▶ **Work instructions**
Lines containing the word "type" are to be located and copied.

▶ **Provided data**
- - -
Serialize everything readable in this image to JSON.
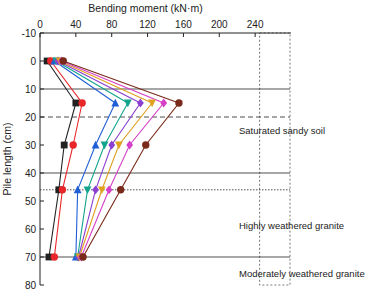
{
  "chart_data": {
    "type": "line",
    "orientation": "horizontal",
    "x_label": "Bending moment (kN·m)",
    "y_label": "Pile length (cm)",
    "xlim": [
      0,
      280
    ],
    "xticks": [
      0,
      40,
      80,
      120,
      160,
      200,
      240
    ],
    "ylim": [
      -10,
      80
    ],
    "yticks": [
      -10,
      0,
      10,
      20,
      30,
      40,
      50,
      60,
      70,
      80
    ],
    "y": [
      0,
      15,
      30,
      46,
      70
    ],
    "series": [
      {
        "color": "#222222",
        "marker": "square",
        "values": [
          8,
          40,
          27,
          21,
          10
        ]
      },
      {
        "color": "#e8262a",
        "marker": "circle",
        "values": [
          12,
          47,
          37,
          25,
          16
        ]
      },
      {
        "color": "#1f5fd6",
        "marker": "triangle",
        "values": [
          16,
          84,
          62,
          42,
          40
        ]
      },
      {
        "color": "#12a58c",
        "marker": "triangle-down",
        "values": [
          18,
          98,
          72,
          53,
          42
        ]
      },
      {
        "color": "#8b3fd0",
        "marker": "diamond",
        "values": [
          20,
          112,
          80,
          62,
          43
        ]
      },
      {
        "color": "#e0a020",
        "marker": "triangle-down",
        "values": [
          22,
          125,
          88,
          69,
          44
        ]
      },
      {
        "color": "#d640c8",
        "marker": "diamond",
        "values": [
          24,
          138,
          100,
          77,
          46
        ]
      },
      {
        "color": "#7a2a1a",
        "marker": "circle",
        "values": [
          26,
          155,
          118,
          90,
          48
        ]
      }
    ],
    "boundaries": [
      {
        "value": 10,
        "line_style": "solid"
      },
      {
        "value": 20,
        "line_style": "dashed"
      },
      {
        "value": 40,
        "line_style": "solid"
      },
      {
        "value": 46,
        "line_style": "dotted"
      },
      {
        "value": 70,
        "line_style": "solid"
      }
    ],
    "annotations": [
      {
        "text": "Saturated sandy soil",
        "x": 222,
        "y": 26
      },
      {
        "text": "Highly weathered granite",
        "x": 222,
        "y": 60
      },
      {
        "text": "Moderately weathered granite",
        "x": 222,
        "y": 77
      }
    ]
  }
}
- - -
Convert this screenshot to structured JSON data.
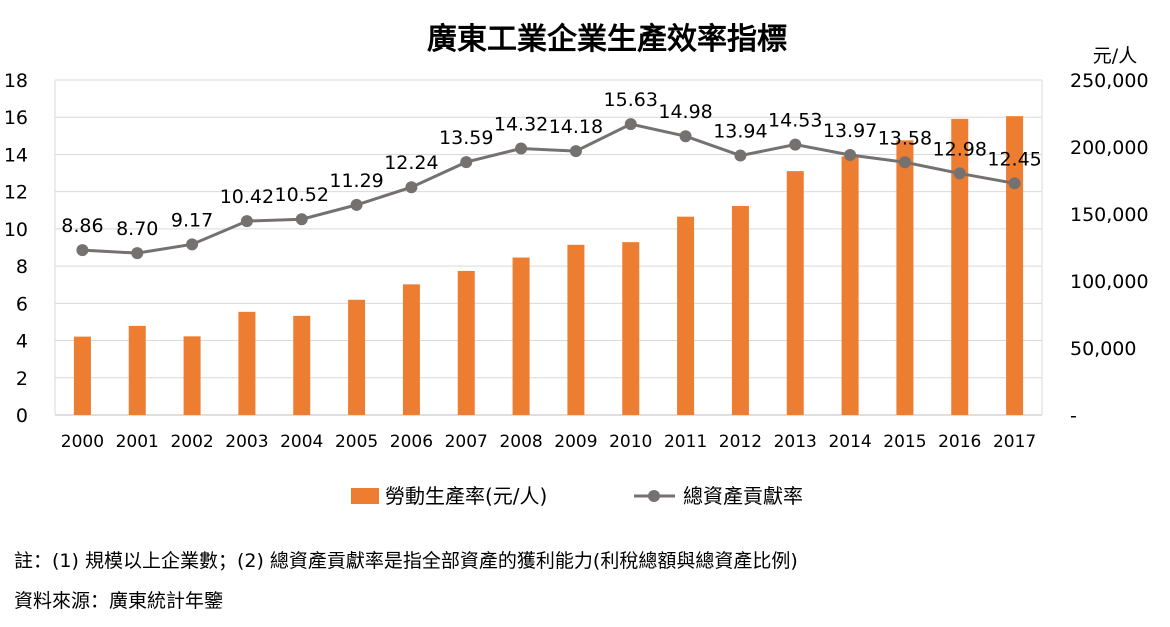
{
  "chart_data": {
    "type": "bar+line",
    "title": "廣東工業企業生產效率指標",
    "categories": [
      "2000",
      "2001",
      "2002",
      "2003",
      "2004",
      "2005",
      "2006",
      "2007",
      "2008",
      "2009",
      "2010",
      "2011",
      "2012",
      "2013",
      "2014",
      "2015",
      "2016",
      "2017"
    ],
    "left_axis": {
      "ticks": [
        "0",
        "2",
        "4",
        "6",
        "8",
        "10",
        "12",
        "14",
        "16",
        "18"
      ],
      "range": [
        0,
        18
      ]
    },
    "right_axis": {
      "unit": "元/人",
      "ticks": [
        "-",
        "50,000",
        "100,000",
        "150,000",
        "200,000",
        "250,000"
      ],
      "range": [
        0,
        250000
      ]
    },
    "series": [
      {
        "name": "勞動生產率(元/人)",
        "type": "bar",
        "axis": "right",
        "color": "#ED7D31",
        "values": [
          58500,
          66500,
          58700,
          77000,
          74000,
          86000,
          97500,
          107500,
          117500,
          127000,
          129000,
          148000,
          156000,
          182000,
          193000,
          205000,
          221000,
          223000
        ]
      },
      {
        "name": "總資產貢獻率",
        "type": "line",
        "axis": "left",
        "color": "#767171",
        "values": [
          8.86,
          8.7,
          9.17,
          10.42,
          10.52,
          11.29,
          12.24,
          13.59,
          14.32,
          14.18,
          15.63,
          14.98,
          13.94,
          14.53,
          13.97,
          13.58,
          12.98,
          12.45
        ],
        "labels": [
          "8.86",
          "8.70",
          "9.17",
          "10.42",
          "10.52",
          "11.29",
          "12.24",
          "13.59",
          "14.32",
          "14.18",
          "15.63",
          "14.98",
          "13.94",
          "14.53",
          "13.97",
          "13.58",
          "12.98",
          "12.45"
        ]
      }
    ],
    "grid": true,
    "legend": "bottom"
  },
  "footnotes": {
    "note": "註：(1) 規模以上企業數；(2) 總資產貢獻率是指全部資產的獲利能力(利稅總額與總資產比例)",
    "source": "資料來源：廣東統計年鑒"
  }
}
- - -
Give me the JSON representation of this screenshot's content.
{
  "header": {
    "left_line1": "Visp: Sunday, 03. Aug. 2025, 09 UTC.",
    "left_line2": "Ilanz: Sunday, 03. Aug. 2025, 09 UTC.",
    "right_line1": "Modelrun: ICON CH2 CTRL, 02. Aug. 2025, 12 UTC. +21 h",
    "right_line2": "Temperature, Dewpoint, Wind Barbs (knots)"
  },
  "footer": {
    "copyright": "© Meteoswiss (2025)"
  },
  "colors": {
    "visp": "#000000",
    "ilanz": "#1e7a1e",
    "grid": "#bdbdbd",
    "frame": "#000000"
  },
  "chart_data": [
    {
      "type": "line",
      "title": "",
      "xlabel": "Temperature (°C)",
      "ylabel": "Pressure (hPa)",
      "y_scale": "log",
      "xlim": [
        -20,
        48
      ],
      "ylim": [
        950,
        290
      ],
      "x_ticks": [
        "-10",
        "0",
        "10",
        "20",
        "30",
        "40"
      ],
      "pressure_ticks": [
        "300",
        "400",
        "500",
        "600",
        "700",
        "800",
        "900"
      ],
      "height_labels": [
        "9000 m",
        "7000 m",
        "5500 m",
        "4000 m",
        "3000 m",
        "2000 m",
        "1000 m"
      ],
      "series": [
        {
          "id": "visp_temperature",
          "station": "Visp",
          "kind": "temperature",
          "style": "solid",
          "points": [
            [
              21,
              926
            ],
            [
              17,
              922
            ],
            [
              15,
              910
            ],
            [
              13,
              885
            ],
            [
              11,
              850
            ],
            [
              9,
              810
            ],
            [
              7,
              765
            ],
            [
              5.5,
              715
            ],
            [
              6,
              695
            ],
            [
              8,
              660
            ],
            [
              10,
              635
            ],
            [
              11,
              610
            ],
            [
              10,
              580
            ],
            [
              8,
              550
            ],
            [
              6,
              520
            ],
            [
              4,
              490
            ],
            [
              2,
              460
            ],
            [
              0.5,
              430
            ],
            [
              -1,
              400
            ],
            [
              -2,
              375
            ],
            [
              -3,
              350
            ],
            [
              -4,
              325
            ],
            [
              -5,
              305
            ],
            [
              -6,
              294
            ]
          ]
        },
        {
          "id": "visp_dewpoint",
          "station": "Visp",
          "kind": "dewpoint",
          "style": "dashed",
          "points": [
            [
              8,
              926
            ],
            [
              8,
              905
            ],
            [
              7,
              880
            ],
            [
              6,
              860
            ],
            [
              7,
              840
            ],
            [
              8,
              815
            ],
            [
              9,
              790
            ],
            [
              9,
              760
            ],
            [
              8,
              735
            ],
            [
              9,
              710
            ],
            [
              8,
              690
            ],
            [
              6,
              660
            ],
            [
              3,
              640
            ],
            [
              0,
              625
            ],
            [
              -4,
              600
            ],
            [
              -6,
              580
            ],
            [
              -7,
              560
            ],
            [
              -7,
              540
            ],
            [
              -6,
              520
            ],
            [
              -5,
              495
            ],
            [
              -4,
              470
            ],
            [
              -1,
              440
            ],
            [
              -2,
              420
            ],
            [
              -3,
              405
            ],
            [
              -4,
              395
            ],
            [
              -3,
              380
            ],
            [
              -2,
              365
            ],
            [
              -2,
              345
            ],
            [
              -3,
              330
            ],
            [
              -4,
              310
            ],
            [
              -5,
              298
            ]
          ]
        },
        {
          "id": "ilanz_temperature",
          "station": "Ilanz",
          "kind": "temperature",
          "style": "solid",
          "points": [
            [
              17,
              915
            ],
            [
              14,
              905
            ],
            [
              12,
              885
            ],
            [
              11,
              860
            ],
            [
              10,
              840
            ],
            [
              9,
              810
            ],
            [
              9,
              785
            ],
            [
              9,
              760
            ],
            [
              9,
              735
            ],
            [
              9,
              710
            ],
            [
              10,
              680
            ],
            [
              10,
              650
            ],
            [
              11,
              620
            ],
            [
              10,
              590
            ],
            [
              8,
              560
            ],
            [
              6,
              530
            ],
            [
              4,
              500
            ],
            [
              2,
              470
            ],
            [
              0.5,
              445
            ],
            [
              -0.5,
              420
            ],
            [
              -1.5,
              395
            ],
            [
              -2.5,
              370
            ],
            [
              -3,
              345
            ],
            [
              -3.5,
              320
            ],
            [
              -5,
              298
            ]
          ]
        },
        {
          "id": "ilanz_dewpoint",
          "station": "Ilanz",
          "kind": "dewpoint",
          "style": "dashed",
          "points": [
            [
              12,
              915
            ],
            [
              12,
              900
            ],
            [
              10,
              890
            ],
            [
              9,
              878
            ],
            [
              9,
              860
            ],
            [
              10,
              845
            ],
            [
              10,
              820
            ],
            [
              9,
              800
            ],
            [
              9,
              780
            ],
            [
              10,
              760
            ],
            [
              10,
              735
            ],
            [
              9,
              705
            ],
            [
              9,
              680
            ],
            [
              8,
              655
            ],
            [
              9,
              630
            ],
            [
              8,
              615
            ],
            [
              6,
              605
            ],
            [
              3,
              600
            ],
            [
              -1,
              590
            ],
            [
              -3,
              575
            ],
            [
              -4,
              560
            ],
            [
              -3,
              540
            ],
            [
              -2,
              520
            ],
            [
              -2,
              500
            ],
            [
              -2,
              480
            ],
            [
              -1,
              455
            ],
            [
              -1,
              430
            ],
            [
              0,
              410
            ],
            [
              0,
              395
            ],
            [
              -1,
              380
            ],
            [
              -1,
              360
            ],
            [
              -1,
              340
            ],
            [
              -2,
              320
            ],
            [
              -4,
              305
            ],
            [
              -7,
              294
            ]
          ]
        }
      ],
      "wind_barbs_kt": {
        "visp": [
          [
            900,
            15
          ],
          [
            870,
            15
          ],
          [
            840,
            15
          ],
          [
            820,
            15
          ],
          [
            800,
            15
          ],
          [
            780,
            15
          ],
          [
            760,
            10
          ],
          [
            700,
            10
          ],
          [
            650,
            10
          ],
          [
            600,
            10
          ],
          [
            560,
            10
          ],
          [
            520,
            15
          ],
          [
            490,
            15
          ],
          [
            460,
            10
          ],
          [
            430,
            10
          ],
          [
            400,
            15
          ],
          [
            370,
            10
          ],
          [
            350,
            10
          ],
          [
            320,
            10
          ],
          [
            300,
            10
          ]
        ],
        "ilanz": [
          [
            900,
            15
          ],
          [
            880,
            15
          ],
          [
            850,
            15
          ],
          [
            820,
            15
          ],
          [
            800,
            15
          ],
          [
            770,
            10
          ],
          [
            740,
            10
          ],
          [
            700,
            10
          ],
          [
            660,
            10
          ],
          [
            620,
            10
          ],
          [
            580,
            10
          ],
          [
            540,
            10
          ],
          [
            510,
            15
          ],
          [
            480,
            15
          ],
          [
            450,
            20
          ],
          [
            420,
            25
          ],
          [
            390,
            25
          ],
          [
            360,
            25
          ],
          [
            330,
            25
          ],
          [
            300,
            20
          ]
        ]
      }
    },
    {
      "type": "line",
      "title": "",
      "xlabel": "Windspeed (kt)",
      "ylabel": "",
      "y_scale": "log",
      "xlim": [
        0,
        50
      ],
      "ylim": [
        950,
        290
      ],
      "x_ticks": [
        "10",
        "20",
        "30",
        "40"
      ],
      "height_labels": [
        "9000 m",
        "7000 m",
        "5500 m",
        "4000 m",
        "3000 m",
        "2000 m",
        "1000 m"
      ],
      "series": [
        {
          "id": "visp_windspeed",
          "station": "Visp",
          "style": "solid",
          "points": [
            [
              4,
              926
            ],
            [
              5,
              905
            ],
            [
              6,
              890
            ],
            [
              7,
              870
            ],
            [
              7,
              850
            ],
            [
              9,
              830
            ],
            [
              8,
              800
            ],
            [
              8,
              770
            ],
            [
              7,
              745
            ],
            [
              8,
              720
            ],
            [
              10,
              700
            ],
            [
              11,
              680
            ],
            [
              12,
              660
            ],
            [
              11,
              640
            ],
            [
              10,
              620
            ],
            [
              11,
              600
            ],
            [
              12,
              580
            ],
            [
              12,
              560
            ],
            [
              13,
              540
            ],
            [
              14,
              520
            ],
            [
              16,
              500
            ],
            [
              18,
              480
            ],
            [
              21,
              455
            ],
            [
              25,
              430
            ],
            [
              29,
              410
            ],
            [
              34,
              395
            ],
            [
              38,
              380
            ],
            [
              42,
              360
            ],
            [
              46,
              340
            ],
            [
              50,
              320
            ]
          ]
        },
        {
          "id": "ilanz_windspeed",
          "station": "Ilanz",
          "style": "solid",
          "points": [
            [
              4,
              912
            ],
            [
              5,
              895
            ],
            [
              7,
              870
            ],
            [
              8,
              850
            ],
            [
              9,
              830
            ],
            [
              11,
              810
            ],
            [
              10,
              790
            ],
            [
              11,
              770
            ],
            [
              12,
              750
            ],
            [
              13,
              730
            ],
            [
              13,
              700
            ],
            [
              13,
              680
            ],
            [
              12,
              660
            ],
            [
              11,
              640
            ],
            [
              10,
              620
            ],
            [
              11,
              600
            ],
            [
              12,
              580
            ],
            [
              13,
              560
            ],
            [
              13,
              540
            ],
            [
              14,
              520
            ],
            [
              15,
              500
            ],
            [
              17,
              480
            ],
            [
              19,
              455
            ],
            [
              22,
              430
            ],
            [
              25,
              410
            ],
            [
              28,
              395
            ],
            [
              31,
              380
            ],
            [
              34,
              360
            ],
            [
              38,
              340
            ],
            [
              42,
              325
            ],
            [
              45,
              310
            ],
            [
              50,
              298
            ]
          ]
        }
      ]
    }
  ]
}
- - -
▶ **Reply**
    "type": "line",
    "type": "bar+line",
        "type": "bar",
        "type": "line",
      "type": "line",
      "type": "line",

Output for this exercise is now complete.